* _Problem to work on_: Your answer should be a single number: the count of lines holding the word "Program".

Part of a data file

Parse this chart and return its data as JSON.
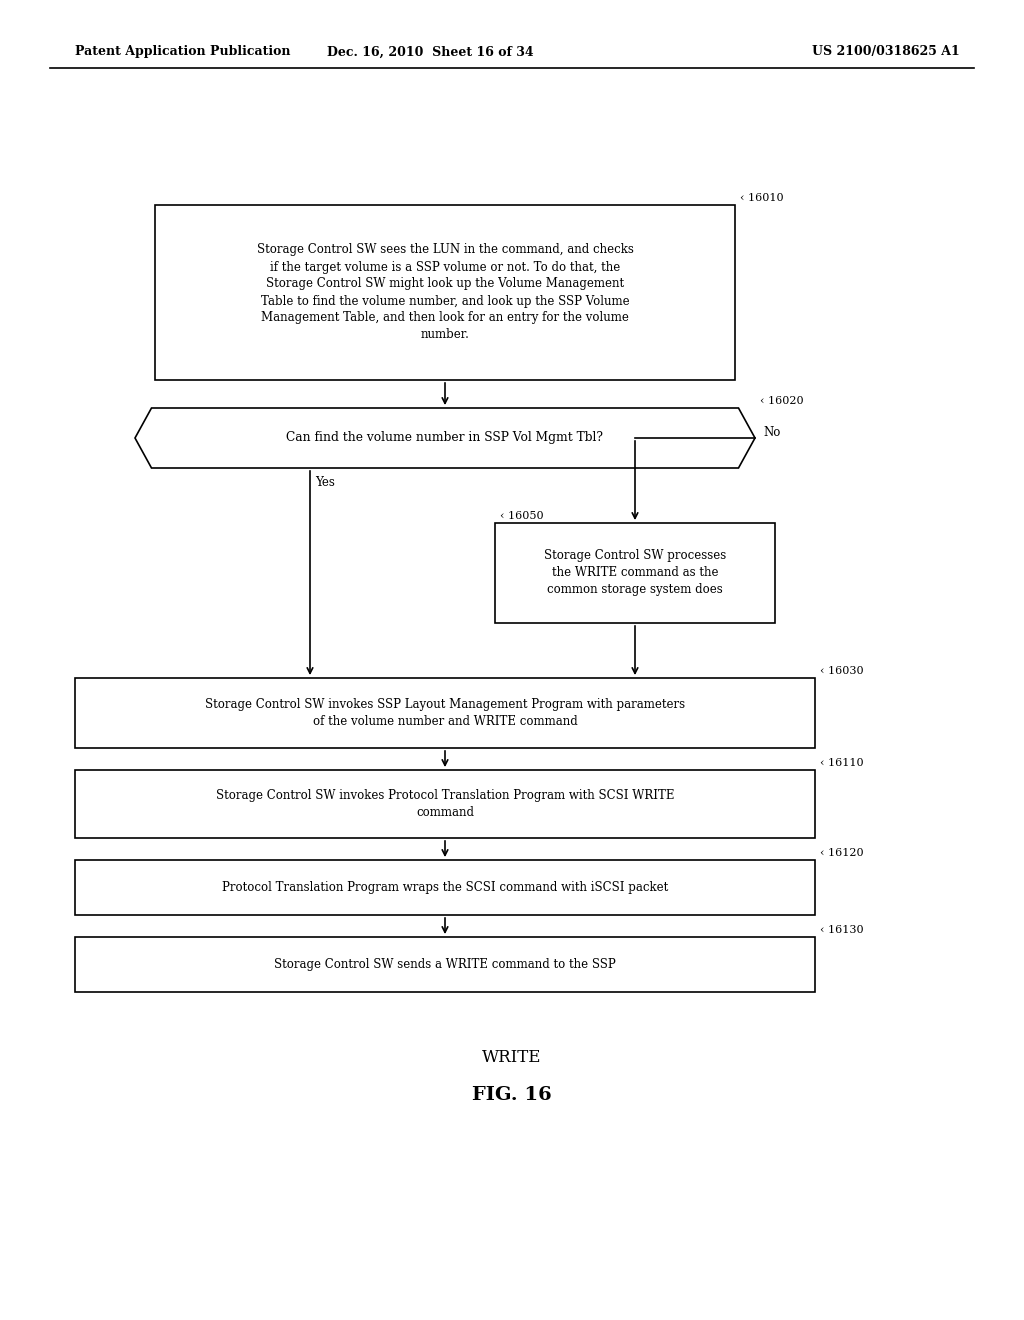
{
  "bg_color": "#ffffff",
  "header_left": "Patent Application Publication",
  "header_mid": "Dec. 16, 2010  Sheet 16 of 34",
  "header_right": "US 2100/0318625 A1",
  "fig_label": "FIG. 16",
  "fig_sublabel": "WRITE",
  "box16010_text": "Storage Control SW sees the LUN in the command, and checks\nif the target volume is a SSP volume or not. To do that, the\nStorage Control SW might look up the Volume Management\nTable to find the volume number, and look up the SSP Volume\nManagement Table, and then look for an entry for the volume\nnumber.",
  "hex16020_text": "Can find the volume number in SSP Vol Mgmt Tbl?",
  "box16050_text": "Storage Control SW processes\nthe WRITE command as the\ncommon storage system does",
  "box16030_text": "Storage Control SW invokes SSP Layout Management Program with parameters\nof the volume number and WRITE command",
  "box16110_text": "Storage Control SW invokes Protocol Translation Program with SCSI WRITE\ncommand",
  "box16120_text": "Protocol Translation Program wraps the SCSI command with iSCSI packet",
  "box16130_text": "Storage Control SW sends a WRITE command to the SSP",
  "ref16010": "16010",
  "ref16020": "16020",
  "ref16050": "16050",
  "ref16030": "16030",
  "ref16110": "16110",
  "ref16120": "16120",
  "ref16130": "16130"
}
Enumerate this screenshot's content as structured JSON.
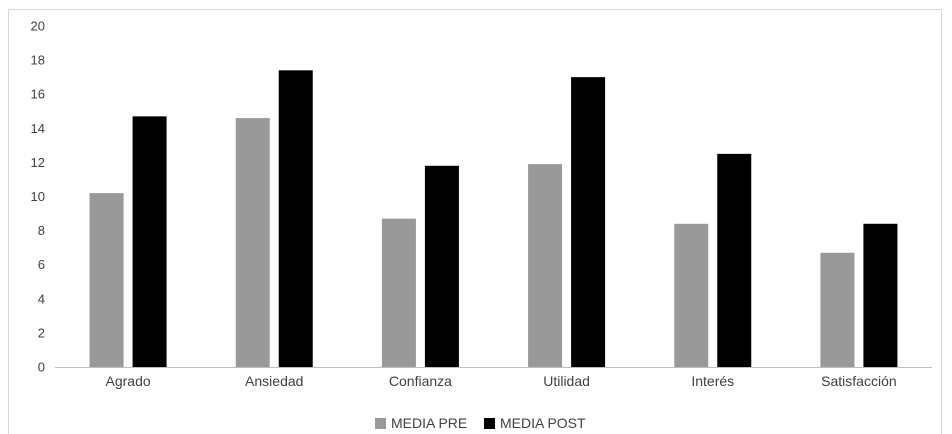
{
  "chart_data": {
    "type": "bar",
    "categories": [
      "Agrado",
      "Ansiedad",
      "Confianza",
      "Utilidad",
      "Interés",
      "Satisfacción"
    ],
    "series": [
      {
        "name": "MEDIA PRE",
        "color": "#999999",
        "values": [
          10.2,
          14.6,
          8.7,
          11.9,
          8.4,
          6.7
        ]
      },
      {
        "name": "MEDIA POST",
        "color": "#000000",
        "values": [
          14.7,
          17.4,
          11.8,
          17.0,
          12.5,
          8.4
        ]
      }
    ],
    "ylim": [
      0,
      20
    ],
    "yticks": [
      0,
      2,
      4,
      6,
      8,
      10,
      12,
      14,
      16,
      18,
      20
    ],
    "grid": false,
    "legend_position": "bottom",
    "title": "",
    "xlabel": "",
    "ylabel": ""
  }
}
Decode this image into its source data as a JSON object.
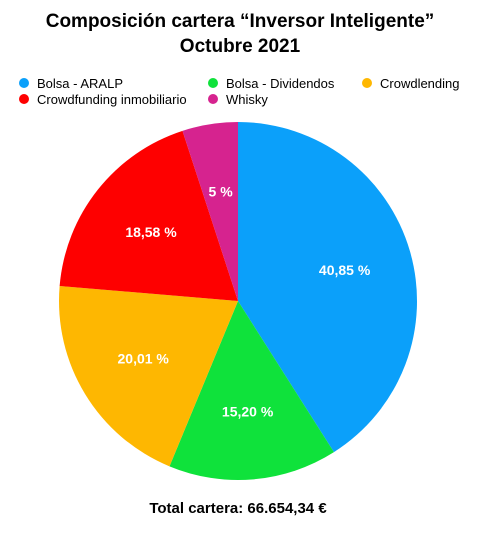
{
  "chart_data": {
    "type": "pie",
    "title": "Composición cartera “Inversor Inteligente”",
    "subtitle": "Octubre 2021",
    "series": [
      {
        "name": "Bolsa - ARALP",
        "value": 40.85,
        "label": "40,85 %",
        "color": "#0ba0fa"
      },
      {
        "name": "Bolsa - Dividendos",
        "value": 15.2,
        "label": "15,20 %",
        "color": "#0fe23b"
      },
      {
        "name": "Crowdlending",
        "value": 20.01,
        "label": "20,01 %",
        "color": "#feb701"
      },
      {
        "name": "Crowdfunding inmobiliario",
        "value": 18.58,
        "label": "18,58 %",
        "color": "#fe0000"
      },
      {
        "name": "Whisky",
        "value": 5.0,
        "label": "5 %",
        "color": "#d6238f"
      }
    ],
    "slice_order": [
      0,
      1,
      2,
      3,
      4
    ],
    "start_angle_deg": 0,
    "direction": "clockwise",
    "legend_position": "top",
    "footer": "Total cartera: 66.654,34 €"
  }
}
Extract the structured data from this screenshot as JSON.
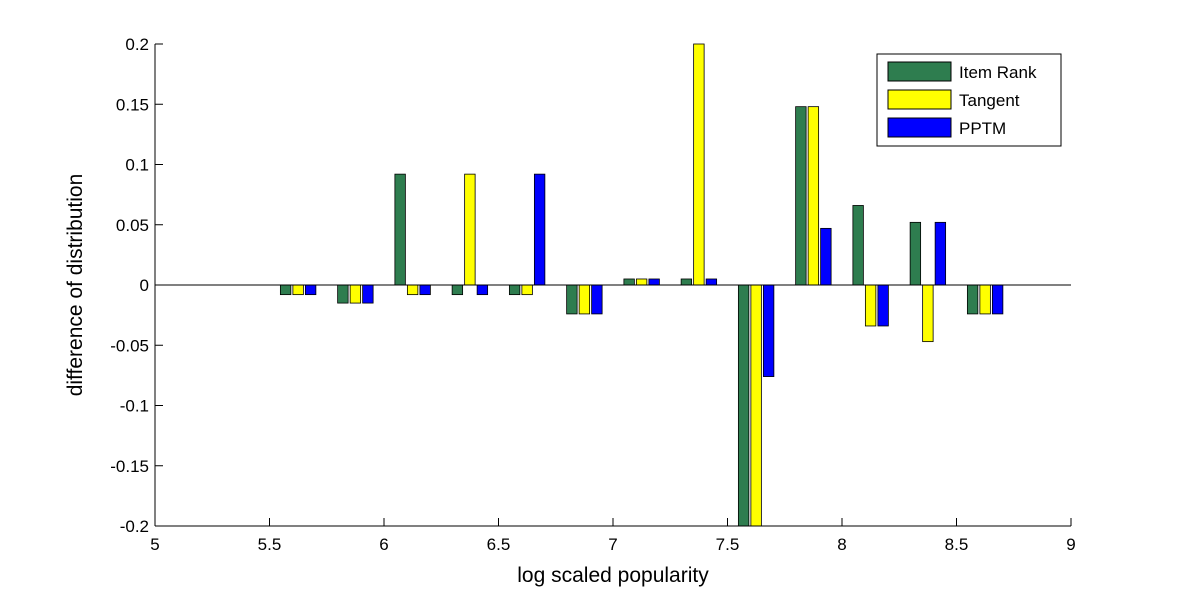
{
  "chart_data": {
    "type": "bar",
    "title": "",
    "xlabel": "log scaled popularity",
    "ylabel": "difference of distribution",
    "xlim": [
      5,
      9
    ],
    "ylim": [
      -0.2,
      0.2
    ],
    "xticks": [
      "5",
      "5.5",
      "6",
      "6.5",
      "7",
      "7.5",
      "8",
      "8.5",
      "9"
    ],
    "yticks": [
      "-0.2",
      "-0.15",
      "-0.1",
      "-0.05",
      "0",
      "0.05",
      "0.1",
      "0.15",
      "0.2"
    ],
    "x": [
      5.625,
      5.875,
      6.125,
      6.375,
      6.625,
      6.875,
      7.125,
      7.375,
      7.625,
      7.875,
      8.125,
      8.375,
      8.625
    ],
    "series": [
      {
        "name": "Item Rank",
        "color": "#2e7d4f",
        "values": [
          -0.008,
          -0.015,
          0.092,
          -0.008,
          -0.008,
          -0.024,
          0.005,
          0.005,
          -0.2,
          0.148,
          0.066,
          0.052,
          -0.024
        ]
      },
      {
        "name": "Tangent",
        "color": "#ffff00",
        "values": [
          -0.008,
          -0.015,
          -0.008,
          0.092,
          -0.008,
          -0.024,
          0.005,
          0.2,
          -0.2,
          0.148,
          -0.034,
          -0.047,
          -0.024
        ]
      },
      {
        "name": "PPTM",
        "color": "#0000ff",
        "values": [
          -0.008,
          -0.015,
          -0.008,
          -0.008,
          0.092,
          -0.024,
          0.005,
          0.005,
          -0.076,
          0.047,
          -0.034,
          0.052,
          -0.024
        ]
      }
    ],
    "grid": false,
    "legend_position": "top-right"
  }
}
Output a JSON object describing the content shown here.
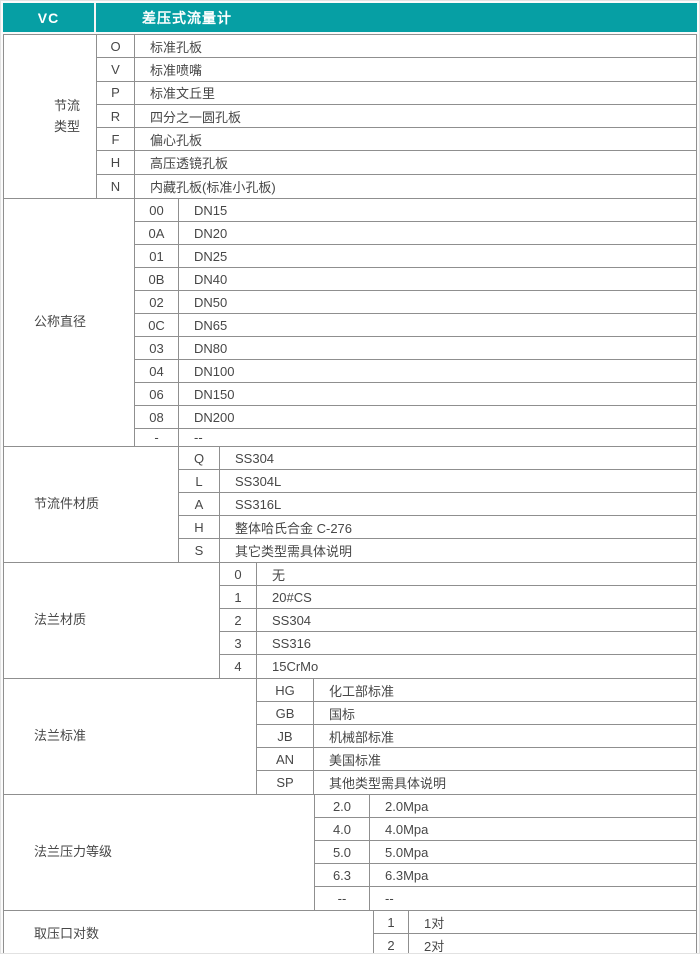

* _Answer_: 3